Instruction
Lines containing the string "title" are to be counted; report the total by itself.

== The data

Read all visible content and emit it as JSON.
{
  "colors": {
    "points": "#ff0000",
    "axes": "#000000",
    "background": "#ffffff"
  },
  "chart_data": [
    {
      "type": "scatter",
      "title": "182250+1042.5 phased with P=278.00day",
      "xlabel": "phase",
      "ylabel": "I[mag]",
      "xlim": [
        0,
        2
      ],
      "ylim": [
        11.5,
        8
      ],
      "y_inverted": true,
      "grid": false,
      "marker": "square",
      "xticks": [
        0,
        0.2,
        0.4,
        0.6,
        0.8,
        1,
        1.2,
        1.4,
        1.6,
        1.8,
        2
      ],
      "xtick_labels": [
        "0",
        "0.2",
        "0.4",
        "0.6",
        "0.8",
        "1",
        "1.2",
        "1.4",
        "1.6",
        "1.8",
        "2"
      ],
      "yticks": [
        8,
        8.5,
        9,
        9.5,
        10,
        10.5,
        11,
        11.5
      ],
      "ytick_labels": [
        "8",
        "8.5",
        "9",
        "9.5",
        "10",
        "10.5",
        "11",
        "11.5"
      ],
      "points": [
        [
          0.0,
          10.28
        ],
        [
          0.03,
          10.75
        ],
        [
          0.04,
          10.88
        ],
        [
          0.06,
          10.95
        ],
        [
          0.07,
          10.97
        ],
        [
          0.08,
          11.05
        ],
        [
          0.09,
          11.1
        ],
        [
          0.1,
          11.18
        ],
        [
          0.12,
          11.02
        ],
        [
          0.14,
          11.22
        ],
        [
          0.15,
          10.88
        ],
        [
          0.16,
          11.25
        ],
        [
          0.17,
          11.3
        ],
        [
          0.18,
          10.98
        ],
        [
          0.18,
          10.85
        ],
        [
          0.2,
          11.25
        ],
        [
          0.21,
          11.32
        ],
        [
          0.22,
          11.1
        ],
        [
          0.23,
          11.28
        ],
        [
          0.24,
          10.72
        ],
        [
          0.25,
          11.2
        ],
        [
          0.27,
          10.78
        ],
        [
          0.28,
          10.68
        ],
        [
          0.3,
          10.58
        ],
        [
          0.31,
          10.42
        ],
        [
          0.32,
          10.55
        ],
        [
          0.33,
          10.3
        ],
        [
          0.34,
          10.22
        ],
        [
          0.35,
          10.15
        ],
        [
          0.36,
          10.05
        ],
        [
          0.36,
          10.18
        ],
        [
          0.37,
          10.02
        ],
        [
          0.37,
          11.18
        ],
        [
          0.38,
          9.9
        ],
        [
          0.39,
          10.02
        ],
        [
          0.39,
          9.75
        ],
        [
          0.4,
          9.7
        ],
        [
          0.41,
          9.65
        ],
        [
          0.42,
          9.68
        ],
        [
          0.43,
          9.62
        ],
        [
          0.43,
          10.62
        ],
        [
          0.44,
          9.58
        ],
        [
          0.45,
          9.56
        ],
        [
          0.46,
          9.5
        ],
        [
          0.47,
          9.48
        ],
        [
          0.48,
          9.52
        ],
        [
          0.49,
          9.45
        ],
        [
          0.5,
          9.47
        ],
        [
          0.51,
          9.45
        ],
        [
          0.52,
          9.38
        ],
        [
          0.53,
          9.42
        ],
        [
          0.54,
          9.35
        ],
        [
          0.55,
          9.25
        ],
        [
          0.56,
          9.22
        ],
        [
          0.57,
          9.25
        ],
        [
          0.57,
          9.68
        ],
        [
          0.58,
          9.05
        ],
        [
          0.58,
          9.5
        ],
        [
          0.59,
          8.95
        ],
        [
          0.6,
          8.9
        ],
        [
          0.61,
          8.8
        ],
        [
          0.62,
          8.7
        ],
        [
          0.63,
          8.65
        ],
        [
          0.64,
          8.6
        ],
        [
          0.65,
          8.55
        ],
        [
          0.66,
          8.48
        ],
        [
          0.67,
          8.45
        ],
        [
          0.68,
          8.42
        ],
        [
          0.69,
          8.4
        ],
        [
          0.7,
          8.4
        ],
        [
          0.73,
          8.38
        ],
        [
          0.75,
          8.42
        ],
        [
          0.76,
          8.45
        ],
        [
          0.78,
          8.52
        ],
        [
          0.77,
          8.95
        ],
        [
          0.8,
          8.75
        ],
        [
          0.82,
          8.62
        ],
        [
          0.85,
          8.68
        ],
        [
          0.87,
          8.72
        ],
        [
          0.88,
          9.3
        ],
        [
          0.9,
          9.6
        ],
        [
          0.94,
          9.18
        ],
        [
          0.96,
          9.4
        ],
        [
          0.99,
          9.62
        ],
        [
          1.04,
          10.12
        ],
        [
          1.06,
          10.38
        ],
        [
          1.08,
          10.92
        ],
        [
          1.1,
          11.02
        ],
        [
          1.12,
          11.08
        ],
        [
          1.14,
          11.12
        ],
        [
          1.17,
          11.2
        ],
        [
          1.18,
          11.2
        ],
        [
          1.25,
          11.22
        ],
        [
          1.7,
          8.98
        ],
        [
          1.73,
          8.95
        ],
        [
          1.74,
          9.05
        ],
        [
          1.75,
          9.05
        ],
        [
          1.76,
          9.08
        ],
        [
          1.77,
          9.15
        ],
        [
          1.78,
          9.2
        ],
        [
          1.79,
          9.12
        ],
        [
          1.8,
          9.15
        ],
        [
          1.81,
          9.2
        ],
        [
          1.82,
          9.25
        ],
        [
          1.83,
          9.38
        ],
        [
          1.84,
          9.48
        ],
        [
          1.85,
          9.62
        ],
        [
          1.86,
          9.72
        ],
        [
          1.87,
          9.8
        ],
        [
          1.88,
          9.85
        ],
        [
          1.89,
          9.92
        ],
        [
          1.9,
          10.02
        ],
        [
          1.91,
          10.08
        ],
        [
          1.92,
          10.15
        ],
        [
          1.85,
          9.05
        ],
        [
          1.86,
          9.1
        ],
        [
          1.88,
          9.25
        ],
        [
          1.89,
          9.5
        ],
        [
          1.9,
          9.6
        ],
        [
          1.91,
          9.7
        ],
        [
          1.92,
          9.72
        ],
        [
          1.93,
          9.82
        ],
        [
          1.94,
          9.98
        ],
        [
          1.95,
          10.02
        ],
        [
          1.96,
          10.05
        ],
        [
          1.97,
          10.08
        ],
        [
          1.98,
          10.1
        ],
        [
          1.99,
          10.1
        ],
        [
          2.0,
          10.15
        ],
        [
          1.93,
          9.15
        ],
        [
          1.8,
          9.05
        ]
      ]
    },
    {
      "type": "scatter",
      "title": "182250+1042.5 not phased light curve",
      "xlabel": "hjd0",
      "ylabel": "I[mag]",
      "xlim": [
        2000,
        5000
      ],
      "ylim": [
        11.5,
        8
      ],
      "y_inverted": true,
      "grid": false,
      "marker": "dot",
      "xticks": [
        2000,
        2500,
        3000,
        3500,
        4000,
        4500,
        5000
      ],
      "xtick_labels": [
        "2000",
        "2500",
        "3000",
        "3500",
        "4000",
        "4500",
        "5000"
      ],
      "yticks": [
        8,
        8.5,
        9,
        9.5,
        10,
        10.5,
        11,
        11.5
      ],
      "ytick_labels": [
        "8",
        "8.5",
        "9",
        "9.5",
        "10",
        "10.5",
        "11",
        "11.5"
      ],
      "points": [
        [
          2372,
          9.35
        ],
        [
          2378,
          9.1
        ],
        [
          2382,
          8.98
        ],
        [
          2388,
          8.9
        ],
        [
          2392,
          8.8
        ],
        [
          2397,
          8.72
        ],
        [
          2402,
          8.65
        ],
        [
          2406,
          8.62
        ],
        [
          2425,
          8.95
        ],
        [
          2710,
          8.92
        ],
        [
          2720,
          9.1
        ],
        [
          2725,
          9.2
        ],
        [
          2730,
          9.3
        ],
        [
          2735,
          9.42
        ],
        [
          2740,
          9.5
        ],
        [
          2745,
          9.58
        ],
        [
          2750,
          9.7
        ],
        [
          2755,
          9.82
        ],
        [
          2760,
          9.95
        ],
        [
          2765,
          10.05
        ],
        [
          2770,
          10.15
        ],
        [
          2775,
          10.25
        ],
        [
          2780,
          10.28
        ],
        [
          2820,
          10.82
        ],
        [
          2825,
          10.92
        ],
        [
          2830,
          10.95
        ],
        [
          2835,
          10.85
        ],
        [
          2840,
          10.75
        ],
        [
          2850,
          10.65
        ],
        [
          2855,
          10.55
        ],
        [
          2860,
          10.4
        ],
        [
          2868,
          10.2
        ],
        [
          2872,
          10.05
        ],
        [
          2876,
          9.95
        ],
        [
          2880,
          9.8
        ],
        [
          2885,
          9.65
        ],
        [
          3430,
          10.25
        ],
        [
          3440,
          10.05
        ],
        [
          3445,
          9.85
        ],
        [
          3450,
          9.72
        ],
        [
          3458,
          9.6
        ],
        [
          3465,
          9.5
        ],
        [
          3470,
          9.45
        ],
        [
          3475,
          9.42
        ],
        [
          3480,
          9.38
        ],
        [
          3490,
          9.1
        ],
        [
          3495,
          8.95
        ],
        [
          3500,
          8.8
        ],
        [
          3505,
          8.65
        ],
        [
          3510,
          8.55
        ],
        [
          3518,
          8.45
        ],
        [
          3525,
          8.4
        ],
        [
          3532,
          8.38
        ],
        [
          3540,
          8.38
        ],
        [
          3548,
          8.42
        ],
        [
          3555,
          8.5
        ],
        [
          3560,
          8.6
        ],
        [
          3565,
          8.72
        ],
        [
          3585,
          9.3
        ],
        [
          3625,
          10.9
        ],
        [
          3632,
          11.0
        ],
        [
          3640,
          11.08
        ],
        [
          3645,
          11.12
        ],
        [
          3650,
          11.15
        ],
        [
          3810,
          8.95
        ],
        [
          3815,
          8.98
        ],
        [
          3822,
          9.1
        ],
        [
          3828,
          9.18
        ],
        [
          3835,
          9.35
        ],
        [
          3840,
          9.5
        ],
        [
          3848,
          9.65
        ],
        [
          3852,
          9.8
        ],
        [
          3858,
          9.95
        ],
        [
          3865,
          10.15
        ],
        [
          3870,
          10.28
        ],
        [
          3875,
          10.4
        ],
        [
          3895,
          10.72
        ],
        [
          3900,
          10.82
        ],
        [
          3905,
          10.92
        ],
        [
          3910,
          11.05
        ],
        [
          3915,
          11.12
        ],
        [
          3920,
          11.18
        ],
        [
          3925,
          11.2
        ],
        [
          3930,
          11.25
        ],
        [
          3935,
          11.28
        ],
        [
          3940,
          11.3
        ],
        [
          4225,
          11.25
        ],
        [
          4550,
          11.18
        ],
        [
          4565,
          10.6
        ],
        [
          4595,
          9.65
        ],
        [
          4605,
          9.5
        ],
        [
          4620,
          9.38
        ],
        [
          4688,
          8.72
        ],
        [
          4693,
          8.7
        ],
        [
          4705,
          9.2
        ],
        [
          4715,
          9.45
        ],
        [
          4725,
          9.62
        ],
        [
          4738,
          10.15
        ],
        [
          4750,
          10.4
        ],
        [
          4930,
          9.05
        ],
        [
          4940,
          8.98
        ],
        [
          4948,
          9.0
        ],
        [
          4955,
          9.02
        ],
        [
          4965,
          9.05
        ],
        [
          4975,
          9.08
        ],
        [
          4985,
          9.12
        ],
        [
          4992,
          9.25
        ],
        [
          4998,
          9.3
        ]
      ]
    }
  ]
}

====

Solution for this task
2